▶ [Data for this task]:
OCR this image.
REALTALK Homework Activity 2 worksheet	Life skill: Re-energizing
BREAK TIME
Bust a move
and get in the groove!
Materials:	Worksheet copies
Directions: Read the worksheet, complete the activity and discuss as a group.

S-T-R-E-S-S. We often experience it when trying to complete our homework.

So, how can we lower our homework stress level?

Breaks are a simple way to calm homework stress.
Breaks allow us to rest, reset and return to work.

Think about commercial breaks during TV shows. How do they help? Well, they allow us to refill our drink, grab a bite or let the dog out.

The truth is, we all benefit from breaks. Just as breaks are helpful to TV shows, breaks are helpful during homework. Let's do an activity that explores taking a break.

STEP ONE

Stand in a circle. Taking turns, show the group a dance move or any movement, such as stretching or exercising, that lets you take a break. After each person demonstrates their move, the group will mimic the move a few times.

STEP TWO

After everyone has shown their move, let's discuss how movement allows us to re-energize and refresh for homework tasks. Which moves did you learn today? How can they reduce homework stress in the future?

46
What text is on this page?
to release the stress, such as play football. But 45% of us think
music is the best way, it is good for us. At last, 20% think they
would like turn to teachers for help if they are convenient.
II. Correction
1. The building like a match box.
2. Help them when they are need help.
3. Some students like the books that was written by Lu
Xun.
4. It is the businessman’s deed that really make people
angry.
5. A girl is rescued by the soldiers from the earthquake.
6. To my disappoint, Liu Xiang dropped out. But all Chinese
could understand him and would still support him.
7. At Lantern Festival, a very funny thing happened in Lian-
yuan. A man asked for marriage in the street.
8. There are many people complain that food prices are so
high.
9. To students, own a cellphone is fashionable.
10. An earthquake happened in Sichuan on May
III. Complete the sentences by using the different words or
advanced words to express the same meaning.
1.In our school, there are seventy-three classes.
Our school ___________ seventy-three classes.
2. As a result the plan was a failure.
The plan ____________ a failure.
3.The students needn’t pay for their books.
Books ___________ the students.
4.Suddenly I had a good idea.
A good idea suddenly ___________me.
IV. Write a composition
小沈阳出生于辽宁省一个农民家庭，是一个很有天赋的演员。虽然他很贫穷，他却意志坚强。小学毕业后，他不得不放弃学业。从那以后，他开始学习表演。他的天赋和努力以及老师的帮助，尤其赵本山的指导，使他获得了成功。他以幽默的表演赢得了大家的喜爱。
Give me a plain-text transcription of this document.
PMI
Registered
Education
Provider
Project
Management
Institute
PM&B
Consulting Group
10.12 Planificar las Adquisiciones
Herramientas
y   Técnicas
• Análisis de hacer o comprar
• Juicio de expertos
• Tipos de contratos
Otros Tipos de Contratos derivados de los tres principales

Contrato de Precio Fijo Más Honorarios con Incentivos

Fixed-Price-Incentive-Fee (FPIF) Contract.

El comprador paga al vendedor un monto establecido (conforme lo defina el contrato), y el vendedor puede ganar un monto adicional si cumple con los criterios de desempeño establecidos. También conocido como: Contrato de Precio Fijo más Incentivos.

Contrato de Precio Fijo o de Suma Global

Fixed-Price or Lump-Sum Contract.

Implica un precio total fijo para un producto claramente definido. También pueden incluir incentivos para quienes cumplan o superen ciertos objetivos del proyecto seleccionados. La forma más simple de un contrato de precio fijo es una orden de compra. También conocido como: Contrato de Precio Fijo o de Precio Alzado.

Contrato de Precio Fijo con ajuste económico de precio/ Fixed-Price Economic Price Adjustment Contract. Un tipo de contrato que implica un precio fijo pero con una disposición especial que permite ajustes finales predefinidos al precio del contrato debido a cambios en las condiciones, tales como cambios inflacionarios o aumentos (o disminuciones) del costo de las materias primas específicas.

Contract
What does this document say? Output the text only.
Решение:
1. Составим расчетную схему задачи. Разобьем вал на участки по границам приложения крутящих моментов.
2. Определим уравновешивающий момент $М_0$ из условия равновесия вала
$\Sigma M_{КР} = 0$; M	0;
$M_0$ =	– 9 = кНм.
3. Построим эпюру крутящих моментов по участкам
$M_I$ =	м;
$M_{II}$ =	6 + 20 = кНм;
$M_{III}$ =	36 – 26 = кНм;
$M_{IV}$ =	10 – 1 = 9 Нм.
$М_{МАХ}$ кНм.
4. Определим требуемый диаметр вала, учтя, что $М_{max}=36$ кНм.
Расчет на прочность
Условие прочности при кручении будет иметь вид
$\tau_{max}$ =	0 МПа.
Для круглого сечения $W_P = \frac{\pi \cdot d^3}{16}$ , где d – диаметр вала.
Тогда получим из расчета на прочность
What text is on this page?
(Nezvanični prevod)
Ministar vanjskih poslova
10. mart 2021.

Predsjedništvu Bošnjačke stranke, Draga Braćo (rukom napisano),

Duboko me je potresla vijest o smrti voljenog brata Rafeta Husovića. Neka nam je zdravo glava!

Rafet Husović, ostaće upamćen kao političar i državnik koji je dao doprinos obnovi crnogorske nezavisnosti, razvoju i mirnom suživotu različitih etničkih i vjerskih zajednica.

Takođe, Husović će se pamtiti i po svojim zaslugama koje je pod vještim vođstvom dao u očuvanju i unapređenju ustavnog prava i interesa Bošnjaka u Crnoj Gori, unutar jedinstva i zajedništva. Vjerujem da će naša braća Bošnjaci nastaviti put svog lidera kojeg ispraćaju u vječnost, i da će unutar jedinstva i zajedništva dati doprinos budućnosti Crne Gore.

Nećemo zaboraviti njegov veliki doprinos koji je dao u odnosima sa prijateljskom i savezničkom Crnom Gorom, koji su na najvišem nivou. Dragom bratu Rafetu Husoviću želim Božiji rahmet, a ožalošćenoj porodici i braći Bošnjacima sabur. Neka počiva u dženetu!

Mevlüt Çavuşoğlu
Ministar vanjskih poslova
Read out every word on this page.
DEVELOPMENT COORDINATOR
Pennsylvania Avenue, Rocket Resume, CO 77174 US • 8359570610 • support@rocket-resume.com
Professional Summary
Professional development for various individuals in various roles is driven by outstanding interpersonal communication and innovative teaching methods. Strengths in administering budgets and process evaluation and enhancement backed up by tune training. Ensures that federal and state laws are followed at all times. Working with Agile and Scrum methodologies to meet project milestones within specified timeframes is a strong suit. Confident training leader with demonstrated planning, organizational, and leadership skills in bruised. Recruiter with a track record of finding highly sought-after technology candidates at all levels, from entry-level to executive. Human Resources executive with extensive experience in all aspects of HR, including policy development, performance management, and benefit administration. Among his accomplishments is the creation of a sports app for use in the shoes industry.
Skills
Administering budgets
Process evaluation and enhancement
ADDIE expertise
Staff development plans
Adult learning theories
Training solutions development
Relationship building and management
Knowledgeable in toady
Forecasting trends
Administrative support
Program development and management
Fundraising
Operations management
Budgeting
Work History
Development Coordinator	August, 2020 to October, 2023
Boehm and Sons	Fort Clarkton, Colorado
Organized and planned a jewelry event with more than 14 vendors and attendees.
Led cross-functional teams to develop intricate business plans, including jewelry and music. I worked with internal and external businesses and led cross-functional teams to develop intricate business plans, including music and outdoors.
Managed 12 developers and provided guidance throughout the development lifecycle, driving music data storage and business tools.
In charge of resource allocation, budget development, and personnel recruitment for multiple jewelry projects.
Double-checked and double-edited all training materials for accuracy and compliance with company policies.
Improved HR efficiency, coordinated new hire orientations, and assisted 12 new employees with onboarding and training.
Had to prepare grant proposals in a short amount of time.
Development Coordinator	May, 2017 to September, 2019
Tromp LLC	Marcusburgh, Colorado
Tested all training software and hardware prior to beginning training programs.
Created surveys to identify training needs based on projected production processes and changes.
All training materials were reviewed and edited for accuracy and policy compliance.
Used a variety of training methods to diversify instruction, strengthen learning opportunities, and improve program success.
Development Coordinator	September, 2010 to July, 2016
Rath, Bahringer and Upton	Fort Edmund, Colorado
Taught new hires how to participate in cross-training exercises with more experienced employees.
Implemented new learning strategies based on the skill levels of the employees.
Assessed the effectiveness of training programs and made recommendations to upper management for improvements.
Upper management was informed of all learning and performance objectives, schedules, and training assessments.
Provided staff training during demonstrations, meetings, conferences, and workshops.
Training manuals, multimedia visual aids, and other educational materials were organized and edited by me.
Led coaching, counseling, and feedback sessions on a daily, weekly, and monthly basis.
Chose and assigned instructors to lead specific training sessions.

▶ [Directions for this task]: Note every line above where the string "failure" shows up, and copy those lines.

▶ [Full response]:
2. As a result the plan was a failure.
The plan ____________ a failure.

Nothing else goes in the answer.